How many of the lines here include "энергетической"? Answer with a single number.

Data entries
*****

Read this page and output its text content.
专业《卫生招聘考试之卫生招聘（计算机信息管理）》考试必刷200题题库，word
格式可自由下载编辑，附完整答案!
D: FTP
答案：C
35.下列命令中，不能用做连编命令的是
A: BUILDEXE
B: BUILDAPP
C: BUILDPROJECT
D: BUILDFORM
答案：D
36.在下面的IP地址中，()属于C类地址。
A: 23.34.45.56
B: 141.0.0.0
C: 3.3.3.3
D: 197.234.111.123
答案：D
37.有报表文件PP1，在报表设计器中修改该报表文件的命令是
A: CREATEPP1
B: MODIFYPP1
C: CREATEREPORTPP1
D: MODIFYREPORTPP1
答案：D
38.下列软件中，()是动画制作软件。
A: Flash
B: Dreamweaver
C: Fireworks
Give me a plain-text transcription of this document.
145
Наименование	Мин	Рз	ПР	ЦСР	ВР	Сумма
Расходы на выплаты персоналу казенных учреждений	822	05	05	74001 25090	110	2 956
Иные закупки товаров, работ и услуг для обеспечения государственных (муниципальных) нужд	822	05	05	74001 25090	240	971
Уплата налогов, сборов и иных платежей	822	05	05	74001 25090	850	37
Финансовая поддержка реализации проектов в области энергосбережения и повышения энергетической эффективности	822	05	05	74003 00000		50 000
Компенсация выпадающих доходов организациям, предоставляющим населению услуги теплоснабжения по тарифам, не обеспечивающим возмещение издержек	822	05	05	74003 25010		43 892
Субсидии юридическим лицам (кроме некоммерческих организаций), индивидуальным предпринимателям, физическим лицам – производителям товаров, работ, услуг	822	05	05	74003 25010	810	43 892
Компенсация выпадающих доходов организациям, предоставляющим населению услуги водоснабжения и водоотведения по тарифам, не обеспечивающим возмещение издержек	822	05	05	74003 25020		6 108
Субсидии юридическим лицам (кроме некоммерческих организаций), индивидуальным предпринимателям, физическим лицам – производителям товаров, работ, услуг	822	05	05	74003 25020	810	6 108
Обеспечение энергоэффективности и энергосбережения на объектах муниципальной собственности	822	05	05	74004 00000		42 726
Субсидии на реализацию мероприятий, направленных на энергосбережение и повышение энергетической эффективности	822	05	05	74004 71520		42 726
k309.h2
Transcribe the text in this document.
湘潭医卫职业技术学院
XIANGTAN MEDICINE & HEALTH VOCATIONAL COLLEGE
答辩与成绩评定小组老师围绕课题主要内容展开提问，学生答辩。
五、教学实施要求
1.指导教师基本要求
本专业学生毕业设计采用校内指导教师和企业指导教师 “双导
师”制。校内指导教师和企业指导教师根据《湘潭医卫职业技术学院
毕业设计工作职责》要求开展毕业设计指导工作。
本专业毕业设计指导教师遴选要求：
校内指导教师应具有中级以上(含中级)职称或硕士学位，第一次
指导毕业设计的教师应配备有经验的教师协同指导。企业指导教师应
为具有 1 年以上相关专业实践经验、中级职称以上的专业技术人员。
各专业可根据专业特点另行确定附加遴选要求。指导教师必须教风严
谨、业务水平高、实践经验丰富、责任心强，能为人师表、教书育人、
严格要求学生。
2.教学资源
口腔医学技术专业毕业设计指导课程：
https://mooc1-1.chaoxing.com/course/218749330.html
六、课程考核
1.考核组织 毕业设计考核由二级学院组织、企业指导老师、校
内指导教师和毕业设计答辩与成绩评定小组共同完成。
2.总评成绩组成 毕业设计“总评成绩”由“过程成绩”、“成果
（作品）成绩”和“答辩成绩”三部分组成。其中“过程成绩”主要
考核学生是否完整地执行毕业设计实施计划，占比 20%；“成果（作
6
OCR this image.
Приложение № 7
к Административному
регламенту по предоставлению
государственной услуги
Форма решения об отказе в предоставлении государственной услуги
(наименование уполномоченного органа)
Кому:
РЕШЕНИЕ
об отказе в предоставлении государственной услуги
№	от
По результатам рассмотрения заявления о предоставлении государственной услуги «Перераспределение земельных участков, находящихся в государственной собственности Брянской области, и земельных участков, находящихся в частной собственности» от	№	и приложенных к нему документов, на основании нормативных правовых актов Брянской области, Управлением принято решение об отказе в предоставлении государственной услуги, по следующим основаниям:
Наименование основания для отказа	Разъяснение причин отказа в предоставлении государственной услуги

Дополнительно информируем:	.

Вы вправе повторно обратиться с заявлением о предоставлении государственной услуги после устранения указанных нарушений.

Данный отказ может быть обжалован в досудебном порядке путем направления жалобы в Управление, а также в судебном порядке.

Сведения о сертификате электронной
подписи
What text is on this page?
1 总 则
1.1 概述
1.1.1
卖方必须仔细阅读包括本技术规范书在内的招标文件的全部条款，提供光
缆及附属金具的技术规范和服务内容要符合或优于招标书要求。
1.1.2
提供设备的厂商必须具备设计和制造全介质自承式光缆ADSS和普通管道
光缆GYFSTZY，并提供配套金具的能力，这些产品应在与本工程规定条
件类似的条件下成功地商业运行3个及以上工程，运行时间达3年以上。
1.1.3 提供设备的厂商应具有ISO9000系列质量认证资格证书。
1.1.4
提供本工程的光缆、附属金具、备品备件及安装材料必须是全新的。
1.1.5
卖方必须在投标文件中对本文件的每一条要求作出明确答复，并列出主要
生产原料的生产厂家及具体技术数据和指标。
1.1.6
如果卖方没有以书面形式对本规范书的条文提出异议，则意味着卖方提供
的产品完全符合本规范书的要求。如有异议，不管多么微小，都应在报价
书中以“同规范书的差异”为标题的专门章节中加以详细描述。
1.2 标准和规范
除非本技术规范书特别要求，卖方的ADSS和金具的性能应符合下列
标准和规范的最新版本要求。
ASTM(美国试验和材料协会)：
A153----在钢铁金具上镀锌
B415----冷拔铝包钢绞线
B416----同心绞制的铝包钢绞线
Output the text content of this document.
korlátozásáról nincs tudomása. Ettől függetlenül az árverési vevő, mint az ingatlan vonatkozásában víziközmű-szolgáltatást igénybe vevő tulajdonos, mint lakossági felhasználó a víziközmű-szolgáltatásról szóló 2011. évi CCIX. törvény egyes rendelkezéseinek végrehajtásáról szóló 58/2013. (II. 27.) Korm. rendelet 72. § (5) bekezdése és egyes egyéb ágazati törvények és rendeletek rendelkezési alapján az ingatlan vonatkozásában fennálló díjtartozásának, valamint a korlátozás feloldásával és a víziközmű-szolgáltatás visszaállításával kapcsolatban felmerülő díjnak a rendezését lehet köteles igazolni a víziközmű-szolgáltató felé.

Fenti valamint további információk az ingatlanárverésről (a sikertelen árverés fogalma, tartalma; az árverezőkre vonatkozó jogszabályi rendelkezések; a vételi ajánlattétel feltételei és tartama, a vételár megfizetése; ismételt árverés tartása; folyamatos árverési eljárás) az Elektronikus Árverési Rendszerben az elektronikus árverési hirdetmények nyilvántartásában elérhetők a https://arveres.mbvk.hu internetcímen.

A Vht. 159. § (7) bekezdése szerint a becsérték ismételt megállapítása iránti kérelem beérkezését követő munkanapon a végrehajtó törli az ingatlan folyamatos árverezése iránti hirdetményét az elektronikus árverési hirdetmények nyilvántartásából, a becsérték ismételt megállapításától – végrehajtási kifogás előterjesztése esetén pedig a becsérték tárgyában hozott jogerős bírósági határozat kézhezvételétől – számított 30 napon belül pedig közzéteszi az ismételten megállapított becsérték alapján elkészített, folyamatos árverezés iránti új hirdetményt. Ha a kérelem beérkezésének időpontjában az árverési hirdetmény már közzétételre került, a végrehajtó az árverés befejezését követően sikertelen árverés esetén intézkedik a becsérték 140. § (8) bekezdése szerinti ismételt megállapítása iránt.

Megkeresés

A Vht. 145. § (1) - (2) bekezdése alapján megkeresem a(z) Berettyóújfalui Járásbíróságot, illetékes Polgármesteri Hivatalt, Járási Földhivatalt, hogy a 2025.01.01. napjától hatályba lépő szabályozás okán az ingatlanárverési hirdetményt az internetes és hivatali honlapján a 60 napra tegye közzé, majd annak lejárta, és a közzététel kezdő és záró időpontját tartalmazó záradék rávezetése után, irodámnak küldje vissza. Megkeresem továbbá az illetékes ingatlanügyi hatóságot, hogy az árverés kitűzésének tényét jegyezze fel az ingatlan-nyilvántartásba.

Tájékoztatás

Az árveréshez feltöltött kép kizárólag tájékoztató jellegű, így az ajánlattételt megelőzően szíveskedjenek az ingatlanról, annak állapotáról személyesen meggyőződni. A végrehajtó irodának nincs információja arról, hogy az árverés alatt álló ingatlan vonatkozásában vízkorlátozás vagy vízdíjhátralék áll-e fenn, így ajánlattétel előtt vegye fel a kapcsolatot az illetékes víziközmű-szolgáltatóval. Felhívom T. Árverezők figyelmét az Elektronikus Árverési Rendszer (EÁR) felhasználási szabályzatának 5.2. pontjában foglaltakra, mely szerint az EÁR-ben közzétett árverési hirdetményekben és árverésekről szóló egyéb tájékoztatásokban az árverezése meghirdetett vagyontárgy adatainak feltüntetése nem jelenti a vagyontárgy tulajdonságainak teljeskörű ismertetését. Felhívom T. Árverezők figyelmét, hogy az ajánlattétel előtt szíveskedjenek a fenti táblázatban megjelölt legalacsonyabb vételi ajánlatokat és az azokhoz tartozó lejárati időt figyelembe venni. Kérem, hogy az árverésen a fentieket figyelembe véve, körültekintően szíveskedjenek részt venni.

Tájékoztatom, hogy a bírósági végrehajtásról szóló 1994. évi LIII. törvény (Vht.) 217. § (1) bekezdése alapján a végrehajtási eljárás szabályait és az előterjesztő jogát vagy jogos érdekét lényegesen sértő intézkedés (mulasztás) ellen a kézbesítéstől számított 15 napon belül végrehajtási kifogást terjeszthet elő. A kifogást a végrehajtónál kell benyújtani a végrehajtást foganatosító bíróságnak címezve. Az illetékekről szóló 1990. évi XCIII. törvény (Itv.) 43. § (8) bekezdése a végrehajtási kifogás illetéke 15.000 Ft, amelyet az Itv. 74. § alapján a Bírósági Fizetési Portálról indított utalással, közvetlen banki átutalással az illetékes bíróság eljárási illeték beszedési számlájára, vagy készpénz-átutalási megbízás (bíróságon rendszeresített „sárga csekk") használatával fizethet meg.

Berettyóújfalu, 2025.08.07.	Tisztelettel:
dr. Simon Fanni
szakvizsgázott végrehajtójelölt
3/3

*****

**Output of the task**
2